## BEGIN

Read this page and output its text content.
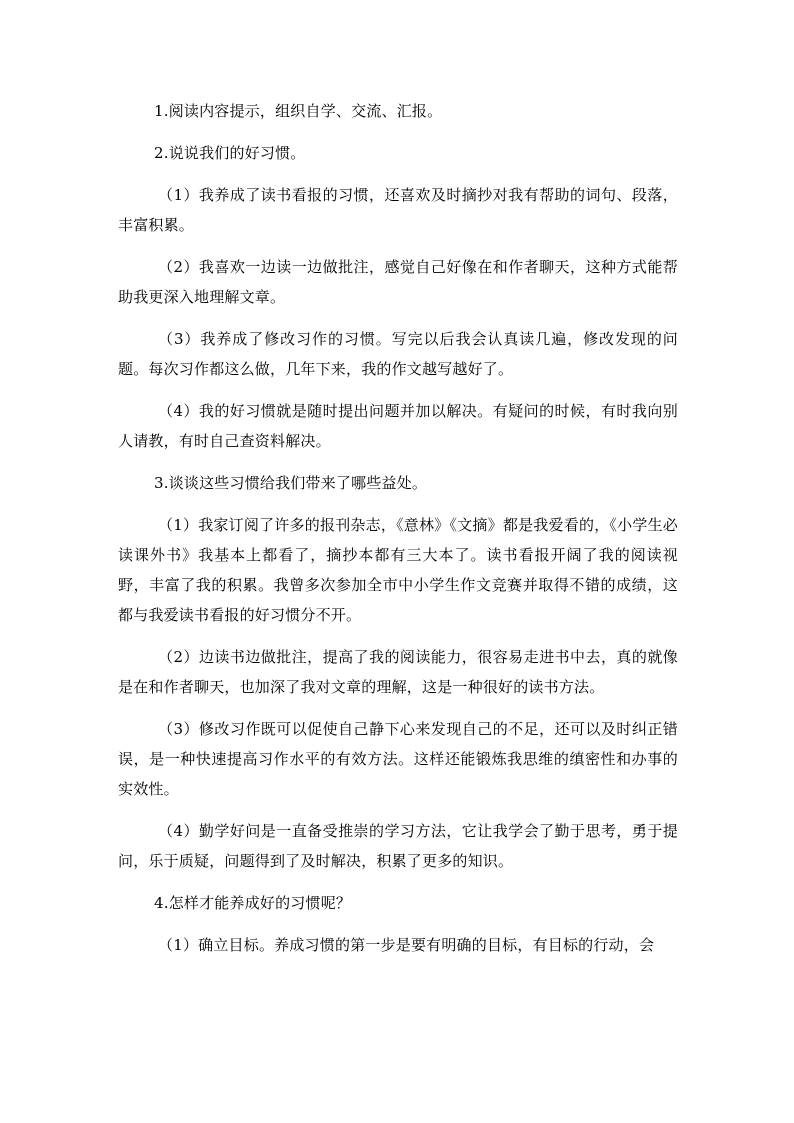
1.阅读内容提示，组织自学、交流、汇报。

2.说说我们的好习惯。

（1）我养成了读书看报的习惯，还喜欢及时摘抄对我有帮助的词句、段落，丰富积累。

（2）我喜欢一边读一边做批注，感觉自己好像在和作者聊天，这种方式能帮助我更深入地理解文章。

（3）我养成了修改习作的习惯。写完以后我会认真读几遍，修改发现的问题。每次习作都这么做，几年下来，我的作文越写越好了。

（4）我的好习惯就是随时提出问题并加以解决。有疑问的时候，有时我向别人请教，有时自己查资料解决。

3.谈谈这些习惯给我们带来了哪些益处。

（1）我家订阅了许多的报刊杂志，《意林》《文摘》都是我爱看的，《小学生必读课外书》我基本上都看了，摘抄本都有三大本了。读书看报开阔了我的阅读视野，丰富了我的积累。我曾多次参加全市中小学生作文竞赛并取得不错的成绩，这都与我爱读书看报的好习惯分不开。

（2）边读书边做批注，提高了我的阅读能力，很容易走进书中去，真的就像是在和作者聊天，也加深了我对文章的理解，这是一种很好的读书方法。

（3）修改习作既可以促使自己静下心来发现自己的不足，还可以及时纠正错误，是一种快速提高习作水平的有效方法。这样还能锻炼我思维的缜密性和办事的实效性。

（4）勤学好问是一直备受推崇的学习方法，它让我学会了勤于思考，勇于提问，乐于质疑，问题得到了及时解决，积累了更多的知识。

4.怎样才能养成好的习惯呢？

（1）确立目标。养成习惯的第一步是要有明确的目标，有目标的行动，会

## END

DIRECTIONS
The records above need to be given again exactly. Omit the pictures.

TASK SOLUTION
Read this page and output its text content.
1.阅读内容提示，组织自学、交流、汇报。

2.说说我们的好习惯。

（1）我养成了读书看报的习惯，还喜欢及时摘抄对我有帮助的词句、段落，丰富积累。

（2）我喜欢一边读一边做批注，感觉自己好像在和作者聊天，这种方式能帮助我更深入地理解文章。

（3）我养成了修改习作的习惯。写完以后我会认真读几遍，修改发现的问题。每次习作都这么做，几年下来，我的作文越写越好了。

（4）我的好习惯就是随时提出问题并加以解决。有疑问的时候，有时我向别人请教，有时自己查资料解决。

3.谈谈这些习惯给我们带来了哪些益处。

（1）我家订阅了许多的报刊杂志，《意林》《文摘》都是我爱看的，《小学生必读课外书》我基本上都看了，摘抄本都有三大本了。读书看报开阔了我的阅读视野，丰富了我的积累。我曾多次参加全市中小学生作文竞赛并取得不错的成绩，这都与我爱读书看报的好习惯分不开。

（2）边读书边做批注，提高了我的阅读能力，很容易走进书中去，真的就像是在和作者聊天，也加深了我对文章的理解，这是一种很好的读书方法。

（3）修改习作既可以促使自己静下心来发现自己的不足，还可以及时纠正错误，是一种快速提高习作水平的有效方法。这样还能锻炼我思维的缜密性和办事的实效性。

（4）勤学好问是一直备受推崇的学习方法，它让我学会了勤于思考，勇于提问，乐于质疑，问题得到了及时解决，积累了更多的知识。

4.怎样才能养成好的习惯呢？

（1）确立目标。养成习惯的第一步是要有明确的目标，有目标的行动，会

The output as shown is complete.